__TEXTE FOURNI__.
----
[rebounds] du jazz, du vrai
jeudi 16 juin 2011
avec par ordre de citation : Sam Woodyard, Duke Ellington, Marcel Zanini, Marc-Edouard Nabe, Louis Mazetier, Jimmy Gourley, Paul Gonsalvez, Stan Getz, Kenny Clarke, et quelques autres...
C'est sur le blog ami de Charles Tatum que j'ai découvert, après lui, cette vidéo étonnante où l'on voit un saxophoniste piquer un roupillon pendant le solo de batterie de Sam Woodyard (4:00) sur Perdido de Duke Ellington ! J'ai déjà raconté ici l'histoire de Sam et Marcel, mais la diffusion de ce petit film a fait des ricochets qui m'ont remis en mémoire le guitariste Jimmy Gourley. Vous allez voir comment, et pourquoi cela m'amène à livrer dans la suite du billet un nouvel extrait (long) du journal intime de Marc-Edouard Nabe !
----
__DONNÉES ENREGISTRÉES__.
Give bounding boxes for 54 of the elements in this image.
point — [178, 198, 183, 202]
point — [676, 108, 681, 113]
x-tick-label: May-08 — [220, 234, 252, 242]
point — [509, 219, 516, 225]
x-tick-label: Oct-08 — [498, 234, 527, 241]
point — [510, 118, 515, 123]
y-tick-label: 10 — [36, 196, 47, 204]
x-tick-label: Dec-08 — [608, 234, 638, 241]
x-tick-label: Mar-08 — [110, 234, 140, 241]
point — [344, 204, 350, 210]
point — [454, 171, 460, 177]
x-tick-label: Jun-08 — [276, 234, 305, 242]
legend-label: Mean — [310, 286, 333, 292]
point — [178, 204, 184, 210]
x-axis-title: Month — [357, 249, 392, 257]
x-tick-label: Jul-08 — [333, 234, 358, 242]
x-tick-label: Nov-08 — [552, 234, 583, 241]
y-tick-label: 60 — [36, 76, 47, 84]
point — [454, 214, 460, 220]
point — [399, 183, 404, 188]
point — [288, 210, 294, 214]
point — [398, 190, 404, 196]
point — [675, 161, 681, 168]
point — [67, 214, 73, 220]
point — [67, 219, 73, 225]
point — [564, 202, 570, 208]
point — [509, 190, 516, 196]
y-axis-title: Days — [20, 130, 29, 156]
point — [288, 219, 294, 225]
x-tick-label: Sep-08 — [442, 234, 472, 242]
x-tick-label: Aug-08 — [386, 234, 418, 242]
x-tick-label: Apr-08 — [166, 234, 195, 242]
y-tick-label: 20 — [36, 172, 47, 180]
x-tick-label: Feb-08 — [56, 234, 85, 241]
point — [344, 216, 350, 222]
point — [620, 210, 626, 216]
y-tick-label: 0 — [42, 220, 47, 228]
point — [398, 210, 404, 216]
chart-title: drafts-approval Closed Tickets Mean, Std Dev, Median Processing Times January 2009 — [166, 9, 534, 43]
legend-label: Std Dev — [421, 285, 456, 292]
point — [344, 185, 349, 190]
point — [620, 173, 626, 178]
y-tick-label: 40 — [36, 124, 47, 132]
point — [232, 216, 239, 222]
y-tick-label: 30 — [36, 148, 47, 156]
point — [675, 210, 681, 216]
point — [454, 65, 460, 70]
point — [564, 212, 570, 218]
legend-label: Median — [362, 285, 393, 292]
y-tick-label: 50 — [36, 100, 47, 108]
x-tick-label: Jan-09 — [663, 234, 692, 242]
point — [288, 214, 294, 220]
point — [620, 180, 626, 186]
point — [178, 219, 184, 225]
----
__EXERCICE A__.
Recopiez le passage du texte fourni qui va de « C'est sur le » jusqu'à « Marc-Edouard Nabe ! ».
__EXERCICE B__.
D'après le texte fourni, sur quel morceau de Duke Ellington Sam Woodyard joue-t-il le solo de batterie pendant lequel un saxophoniste s'endort ?
La liste constitue un matériau distinct du texte fourni.

__RÉPONSE FINALE A__.
C'est sur le blog ami de Charles Tatum que j'ai découvert, après lui, cette vidéo étonnante où l'on voit un saxophoniste piquer un roupillon pendant le solo de batterie de Sam Woodyard (4:00) sur Perdido de Duke Ellington ! J'ai déjà raconté ici l'histoire de Sam et Marcel, mais la diffusion de ce petit film a fait des ricochets qui m'ont remis en mémoire le guitariste Jimmy Gourley. Vous allez voir comment, et pourquoi cela m'amène à livrer dans la suite du billet un nouvel extrait (long) du journal intime de Marc-Edouard Nabe !

__RÉPONSE FINALE B__.
Perdido.